What to do:
Transcribe the material in full, exactly as written.

──────────────────────────────

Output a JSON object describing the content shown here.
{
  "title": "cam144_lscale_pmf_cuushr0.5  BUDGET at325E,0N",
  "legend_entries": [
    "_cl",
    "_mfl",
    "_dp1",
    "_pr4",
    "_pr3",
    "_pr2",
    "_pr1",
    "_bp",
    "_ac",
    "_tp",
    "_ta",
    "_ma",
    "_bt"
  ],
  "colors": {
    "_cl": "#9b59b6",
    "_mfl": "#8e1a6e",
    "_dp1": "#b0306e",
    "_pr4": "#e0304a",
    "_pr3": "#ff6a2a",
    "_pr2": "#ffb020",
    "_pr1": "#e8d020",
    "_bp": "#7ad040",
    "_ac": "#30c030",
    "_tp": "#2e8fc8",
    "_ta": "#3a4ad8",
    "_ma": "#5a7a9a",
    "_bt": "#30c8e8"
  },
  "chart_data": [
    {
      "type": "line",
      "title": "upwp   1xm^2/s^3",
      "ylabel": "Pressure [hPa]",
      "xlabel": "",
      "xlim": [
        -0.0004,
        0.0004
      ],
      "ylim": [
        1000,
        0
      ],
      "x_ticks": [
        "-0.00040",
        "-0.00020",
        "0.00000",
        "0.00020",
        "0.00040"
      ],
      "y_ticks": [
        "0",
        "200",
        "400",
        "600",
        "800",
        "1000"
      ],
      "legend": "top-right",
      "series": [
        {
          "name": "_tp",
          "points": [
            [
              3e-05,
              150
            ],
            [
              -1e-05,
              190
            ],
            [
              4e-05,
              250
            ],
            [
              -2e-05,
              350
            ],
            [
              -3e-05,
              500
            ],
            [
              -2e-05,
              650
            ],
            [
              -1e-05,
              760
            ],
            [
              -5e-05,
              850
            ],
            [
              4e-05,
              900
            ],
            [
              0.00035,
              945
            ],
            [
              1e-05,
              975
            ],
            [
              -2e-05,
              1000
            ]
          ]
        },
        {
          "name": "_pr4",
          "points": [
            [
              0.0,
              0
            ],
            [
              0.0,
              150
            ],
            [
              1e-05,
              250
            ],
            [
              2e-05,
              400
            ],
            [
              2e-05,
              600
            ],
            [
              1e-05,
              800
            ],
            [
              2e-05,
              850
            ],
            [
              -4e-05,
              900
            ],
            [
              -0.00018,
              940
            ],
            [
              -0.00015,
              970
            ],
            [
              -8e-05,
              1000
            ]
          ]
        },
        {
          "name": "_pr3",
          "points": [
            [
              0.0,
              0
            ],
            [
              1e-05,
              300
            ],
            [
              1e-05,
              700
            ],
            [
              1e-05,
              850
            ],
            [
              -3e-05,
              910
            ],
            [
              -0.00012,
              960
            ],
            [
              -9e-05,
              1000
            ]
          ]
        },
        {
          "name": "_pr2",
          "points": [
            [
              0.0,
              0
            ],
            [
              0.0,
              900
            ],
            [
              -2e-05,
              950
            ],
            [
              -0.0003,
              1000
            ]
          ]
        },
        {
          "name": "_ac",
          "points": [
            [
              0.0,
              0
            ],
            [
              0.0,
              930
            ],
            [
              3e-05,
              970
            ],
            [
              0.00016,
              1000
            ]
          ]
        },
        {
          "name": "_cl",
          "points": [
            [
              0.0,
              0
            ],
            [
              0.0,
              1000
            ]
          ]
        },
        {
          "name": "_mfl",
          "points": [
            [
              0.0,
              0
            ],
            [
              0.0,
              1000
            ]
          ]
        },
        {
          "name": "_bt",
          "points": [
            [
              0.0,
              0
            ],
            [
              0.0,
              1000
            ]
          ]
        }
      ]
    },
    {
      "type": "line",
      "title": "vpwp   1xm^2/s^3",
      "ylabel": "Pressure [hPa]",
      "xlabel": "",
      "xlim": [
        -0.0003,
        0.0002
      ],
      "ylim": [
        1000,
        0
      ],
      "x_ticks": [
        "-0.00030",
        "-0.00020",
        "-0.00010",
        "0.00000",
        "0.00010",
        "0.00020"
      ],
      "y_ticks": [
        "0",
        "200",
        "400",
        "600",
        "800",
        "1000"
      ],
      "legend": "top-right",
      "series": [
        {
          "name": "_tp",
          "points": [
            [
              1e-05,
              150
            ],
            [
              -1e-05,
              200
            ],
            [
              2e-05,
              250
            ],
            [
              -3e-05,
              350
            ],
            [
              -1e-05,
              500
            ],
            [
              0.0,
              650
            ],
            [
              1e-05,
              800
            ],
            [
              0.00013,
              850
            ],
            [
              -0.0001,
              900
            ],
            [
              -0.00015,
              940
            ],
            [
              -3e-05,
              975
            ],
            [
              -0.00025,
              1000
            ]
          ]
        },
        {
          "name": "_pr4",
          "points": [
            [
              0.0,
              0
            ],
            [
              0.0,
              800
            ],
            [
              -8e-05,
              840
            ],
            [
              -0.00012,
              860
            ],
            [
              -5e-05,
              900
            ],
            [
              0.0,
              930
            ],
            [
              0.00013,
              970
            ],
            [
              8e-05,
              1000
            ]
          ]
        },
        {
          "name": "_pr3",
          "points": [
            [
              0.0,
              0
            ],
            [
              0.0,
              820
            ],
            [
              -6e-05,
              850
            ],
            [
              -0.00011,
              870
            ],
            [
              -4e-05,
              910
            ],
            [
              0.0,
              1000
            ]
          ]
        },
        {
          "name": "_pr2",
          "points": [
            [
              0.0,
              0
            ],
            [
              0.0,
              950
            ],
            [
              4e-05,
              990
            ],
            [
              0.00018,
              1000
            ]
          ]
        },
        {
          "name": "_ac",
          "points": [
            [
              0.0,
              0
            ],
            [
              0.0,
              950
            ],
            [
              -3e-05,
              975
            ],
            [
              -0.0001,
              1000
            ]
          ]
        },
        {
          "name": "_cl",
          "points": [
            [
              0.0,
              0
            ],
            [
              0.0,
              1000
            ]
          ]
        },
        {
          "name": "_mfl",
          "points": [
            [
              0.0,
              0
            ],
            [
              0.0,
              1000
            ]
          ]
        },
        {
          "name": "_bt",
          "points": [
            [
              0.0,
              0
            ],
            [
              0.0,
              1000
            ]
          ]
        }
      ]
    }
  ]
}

──────────────────────────────

Response:
Output a JSON object describing the content shown here.
{
  "title": "cam144_lscale_pmf_cuushr0.5  BUDGET at325E,0N",
  "legend_entries": [
    "_cl",
    "_mfl",
    "_dp1",
    "_pr4",
    "_pr3",
    "_pr2",
    "_pr1",
    "_bp",
    "_ac",
    "_tp",
    "_ta",
    "_ma",
    "_bt"
  ],
  "colors": {
    "_cl": "#9b59b6",
    "_mfl": "#8e1a6e",
    "_dp1": "#b0306e",
    "_pr4": "#e0304a",
    "_pr3": "#ff6a2a",
    "_pr2": "#ffb020",
    "_pr1": "#e8d020",
    "_bp": "#7ad040",
    "_ac": "#30c030",
    "_tp": "#2e8fc8",
    "_ta": "#3a4ad8",
    "_ma": "#5a7a9a",
    "_bt": "#30c8e8"
  },
  "chart_data": [
    {
      "type": "line",
      "title": "upwp   1xm^2/s^3",
      "ylabel": "Pressure [hPa]",
      "xlabel": "",
      "xlim": [
        -0.0004,
        0.0004
      ],
      "ylim": [
        1000,
        0
      ],
      "x_ticks": [
        "-0.00040",
        "-0.00020",
        "0.00000",
        "0.00020",
        "0.00040"
      ],
      "y_ticks": [
        "0",
        "200",
        "400",
        "600",
        "800",
        "1000"
      ],
      "legend": "top-right",
      "series": [
        {
          "name": "_tp",
          "points": [
            [
              3e-05,
              150
            ],
            [
              -1e-05,
              190
            ],
            [
              4e-05,
              250
            ],
            [
              -2e-05,
              350
            ],
            [
              -3e-05,
              500
            ],
            [
              -2e-05,
              650
            ],
            [
              -1e-05,
              760
            ],
            [
              -5e-05,
              850
            ],
            [
              4e-05,
              900
            ],
            [
              0.00035,
              945
            ],
            [
              1e-05,
              975
            ],
            [
              -2e-05,
              1000
            ]
          ]
        },
        {
          "name": "_pr4",
          "points": [
            [
              0.0,
              0
            ],
            [
              0.0,
              150
            ],
            [
              1e-05,
              250
            ],
            [
              2e-05,
              400
            ],
            [
              2e-05,
              600
            ],
            [
              1e-05,
              800
            ],
            [
              2e-05,
              850
            ],
            [
              -4e-05,
              900
            ],
            [
              -0.00018,
              940
            ],
            [
              -0.00015,
              970
            ],
            [
              -8e-05,
              1000
            ]
          ]
        },
        {
          "name": "_pr3",
          "points": [
            [
              0.0,
              0
            ],
            [
              1e-05,
              300
            ],
            [
              1e-05,
              700
            ],
            [
              1e-05,
              850
            ],
            [
              -3e-05,
              910
            ],
            [
              -0.00012,
              960
            ],
            [
              -9e-05,
              1000
            ]
          ]
        },
        {
          "name": "_pr2",
          "points": [
            [
              0.0,
              0
            ],
            [
              0.0,
              900
            ],
            [
              -2e-05,
              950
            ],
            [
              -0.0003,
              1000
            ]
          ]
        },
        {
          "name": "_ac",
          "points": [
            [
              0.0,
              0
            ],
            [
              0.0,
              930
            ],
            [
              3e-05,
              970
            ],
            [
              0.00016,
              1000
            ]
          ]
        },
        {
          "name": "_cl",
          "points": [
            [
              0.0,
              0
            ],
            [
              0.0,
              1000
            ]
          ]
        },
        {
          "name": "_mfl",
          "points": [
            [
              0.0,
              0
            ],
            [
              0.0,
              1000
            ]
          ]
        },
        {
          "name": "_bt",
          "points": [
            [
              0.0,
              0
            ],
            [
              0.0,
              1000
            ]
          ]
        }
      ]
    },
    {
      "type": "line",
      "title": "vpwp   1xm^2/s^3",
      "ylabel": "Pressure [hPa]",
      "xlabel": "",
      "xlim": [
        -0.0003,
        0.0002
      ],
      "ylim": [
        1000,
        0
      ],
      "x_ticks": [
        "-0.00030",
        "-0.00020",
        "-0.00010",
        "0.00000",
        "0.00010",
        "0.00020"
      ],
      "y_ticks": [
        "0",
        "200",
        "400",
        "600",
        "800",
        "1000"
      ],
      "legend": "top-right",
      "series": [
        {
          "name": "_tp",
          "points": [
            [
              1e-05,
              150
            ],
            [
              -1e-05,
              200
            ],
            [
              2e-05,
              250
            ],
            [
              -3e-05,
              350
            ],
            [
              -1e-05,
              500
            ],
            [
              0.0,
              650
            ],
            [
              1e-05,
              800
            ],
            [
              0.00013,
              850
            ],
            [
              -0.0001,
              900
            ],
            [
              -0.00015,
              940
            ],
            [
              -3e-05,
              975
            ],
            [
              -0.00025,
              1000
            ]
          ]
        },
        {
          "name": "_pr4",
          "points": [
            [
              0.0,
              0
            ],
            [
              0.0,
              800
            ],
            [
              -8e-05,
              840
            ],
            [
              -0.00012,
              860
            ],
            [
              -5e-05,
              900
            ],
            [
              0.0,
              930
            ],
            [
              0.00013,
              970
            ],
            [
              8e-05,
              1000
            ]
          ]
        },
        {
          "name": "_pr3",
          "points": [
            [
              0.0,
              0
            ],
            [
              0.0,
              820
            ],
            [
              -6e-05,
              850
            ],
            [
              -0.00011,
              870
            ],
            [
              -4e-05,
              910
            ],
            [
              0.0,
              1000
            ]
          ]
        },
        {
          "name": "_pr2",
          "points": [
            [
              0.0,
              0
            ],
            [
              0.0,
              950
            ],
            [
              4e-05,
              990
            ],
            [
              0.00018,
              1000
            ]
          ]
        },
        {
          "name": "_ac",
          "points": [
            [
              0.0,
              0
            ],
            [
              0.0,
              950
            ],
            [
              -3e-05,
              975
            ],
            [
              -0.0001,
              1000
            ]
          ]
        },
        {
          "name": "_cl",
          "points": [
            [
              0.0,
              0
            ],
            [
              0.0,
              1000
            ]
          ]
        },
        {
          "name": "_mfl",
          "points": [
            [
              0.0,
              0
            ],
            [
              0.0,
              1000
            ]
          ]
        },
        {
          "name": "_bt",
          "points": [
            [
              0.0,
              0
            ],
            [
              0.0,
              1000
            ]
          ]
        }
      ]
    }
  ]
}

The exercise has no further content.